**YOUR TASK**
Make an exact copy of all the entries below, with the pictures left out.

**EXTRACTED DATA**
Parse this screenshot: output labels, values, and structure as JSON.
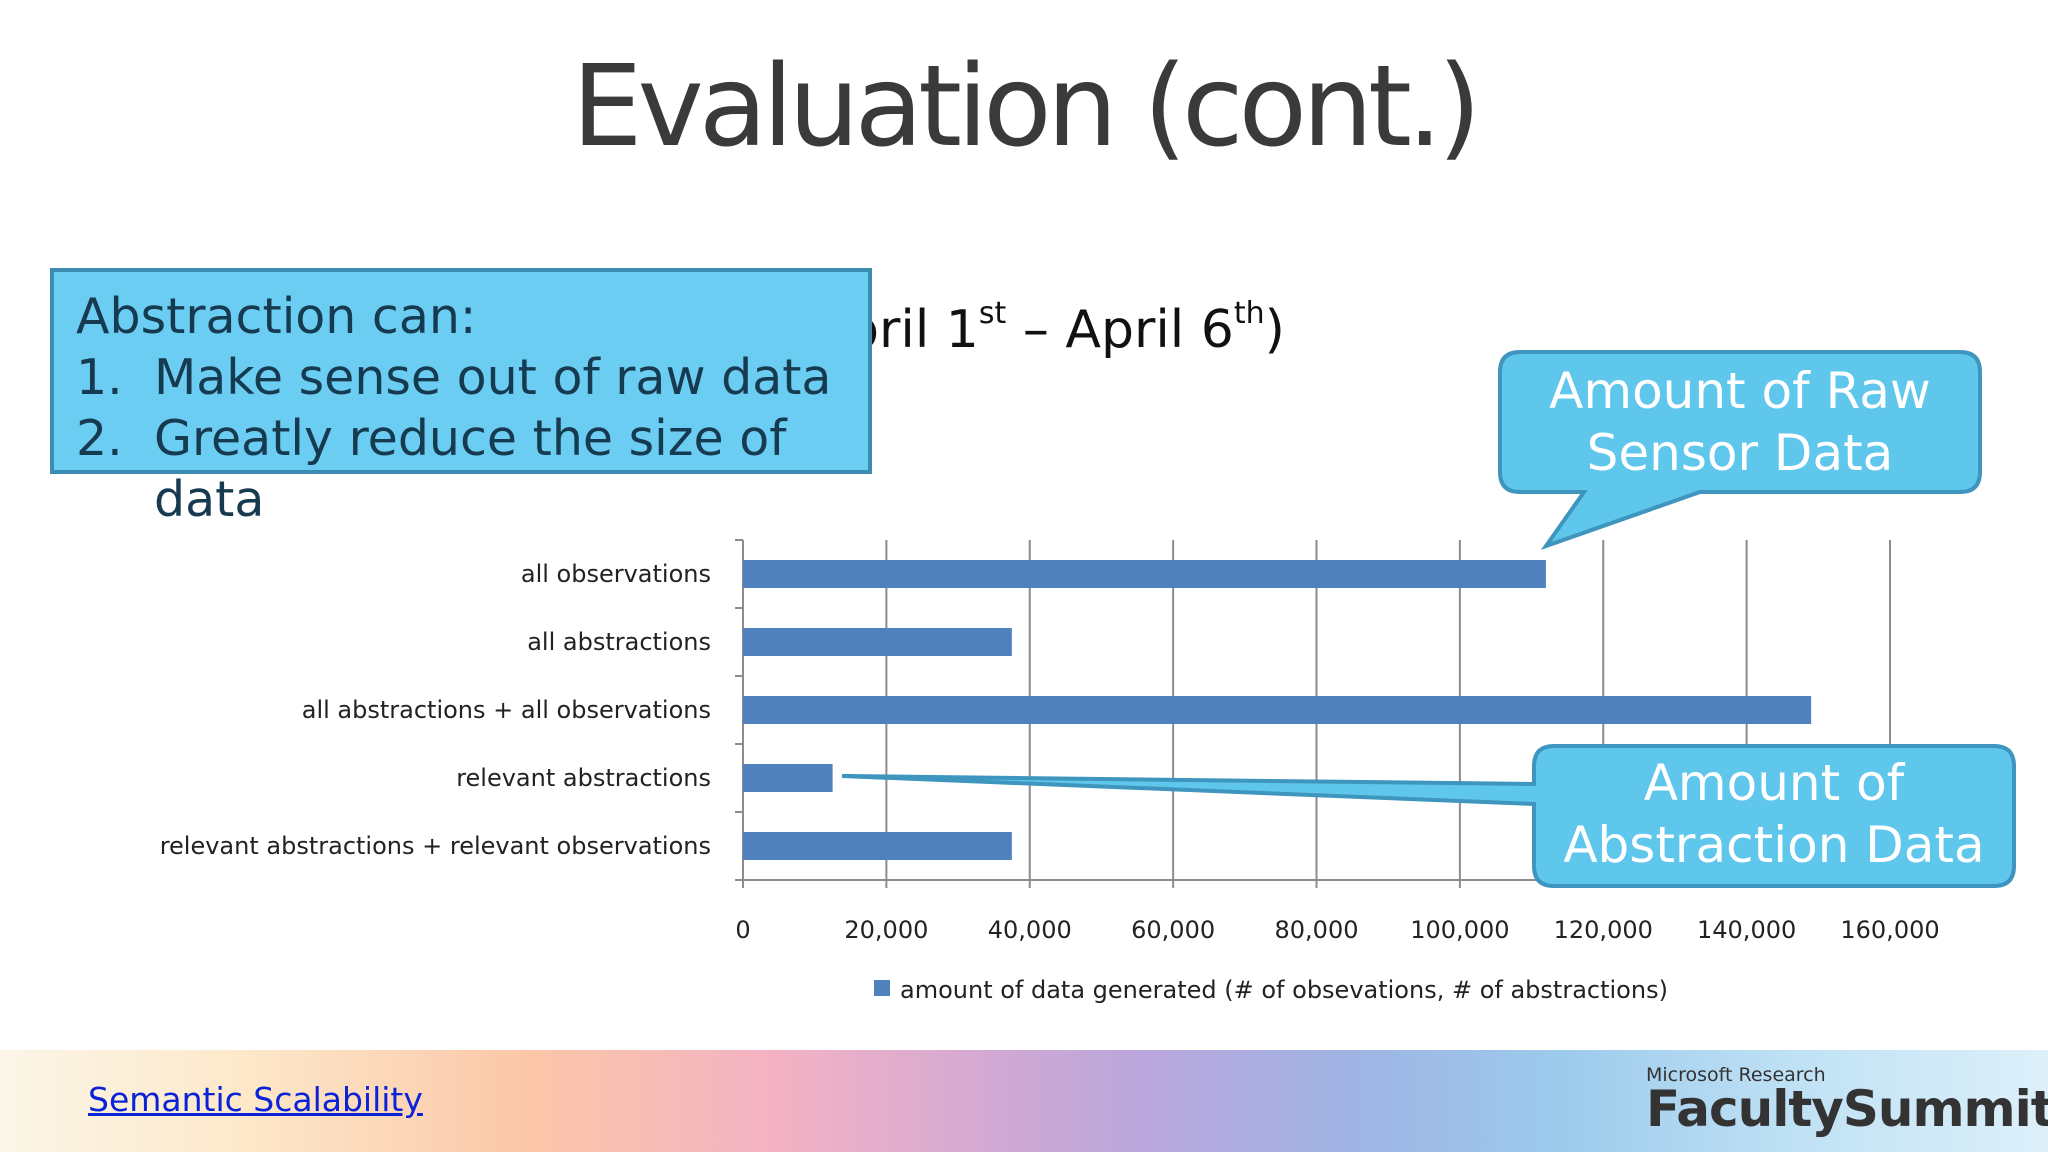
{
  "slide": {
    "title": "Evaluation (cont.)",
    "subtitle_pre": "pril 1",
    "subtitle_sup1": "st",
    "subtitle_mid": " – April 6",
    "subtitle_sup2": "th",
    "subtitle_post": ")"
  },
  "callout": {
    "heading": "Abstraction can:",
    "items": [
      {
        "num": "1.",
        "text": "Make sense out of raw data"
      },
      {
        "num": "2.",
        "text": "Greatly reduce the size of data"
      }
    ],
    "fill": "#6bcdf2"
  },
  "bubbles": {
    "raw": {
      "line1": "Amount of Raw",
      "line2": "Sensor Data"
    },
    "abstraction": {
      "line1": "Amount of",
      "line2": "Abstraction Data"
    },
    "fill": "#5fc6ec"
  },
  "chart_data": {
    "type": "bar",
    "orientation": "horizontal",
    "categories": [
      "all observations",
      "all abstractions",
      "all abstractions + all observations",
      "relevant abstractions",
      "relevant abstractions + relevant observations"
    ],
    "series": [
      {
        "name": "amount of data generated (# of obsevations, # of abstractions)",
        "values": [
          112000,
          37500,
          149000,
          12500,
          37500
        ],
        "color": "#4f81bd"
      }
    ],
    "xlim": [
      0,
      160000
    ],
    "xticks": [
      "0",
      "20,000",
      "40,000",
      "60,000",
      "80,000",
      "100,000",
      "120,000",
      "140,000",
      "160,000"
    ],
    "grid": "vertical",
    "legend": "bottom"
  },
  "footer": {
    "link": "Semantic Scalability",
    "brand_small": "Microsoft Research",
    "brand_big": "FacultySummit"
  }
}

**CORRECT RESULT**
Parse this screenshot: output labels, values, and structure as JSON.
{
  "slide": {
    "title": "Evaluation (cont.)",
    "subtitle_pre": "pril 1",
    "subtitle_sup1": "st",
    "subtitle_mid": " – April 6",
    "subtitle_sup2": "th",
    "subtitle_post": ")"
  },
  "callout": {
    "heading": "Abstraction can:",
    "items": [
      {
        "num": "1.",
        "text": "Make sense out of raw data"
      },
      {
        "num": "2.",
        "text": "Greatly reduce the size of data"
      }
    ],
    "fill": "#6bcdf2"
  },
  "bubbles": {
    "raw": {
      "line1": "Amount of Raw",
      "line2": "Sensor Data"
    },
    "abstraction": {
      "line1": "Amount of",
      "line2": "Abstraction Data"
    },
    "fill": "#5fc6ec"
  },
  "chart_data": {
    "type": "bar",
    "orientation": "horizontal",
    "categories": [
      "all observations",
      "all abstractions",
      "all abstractions + all observations",
      "relevant abstractions",
      "relevant abstractions + relevant observations"
    ],
    "series": [
      {
        "name": "amount of data generated (# of obsevations, # of abstractions)",
        "values": [
          112000,
          37500,
          149000,
          12500,
          37500
        ],
        "color": "#4f81bd"
      }
    ],
    "xlim": [
      0,
      160000
    ],
    "xticks": [
      "0",
      "20,000",
      "40,000",
      "60,000",
      "80,000",
      "100,000",
      "120,000",
      "140,000",
      "160,000"
    ],
    "grid": "vertical",
    "legend": "bottom"
  },
  "footer": {
    "link": "Semantic Scalability",
    "brand_small": "Microsoft Research",
    "brand_big": "FacultySummit"
  }
}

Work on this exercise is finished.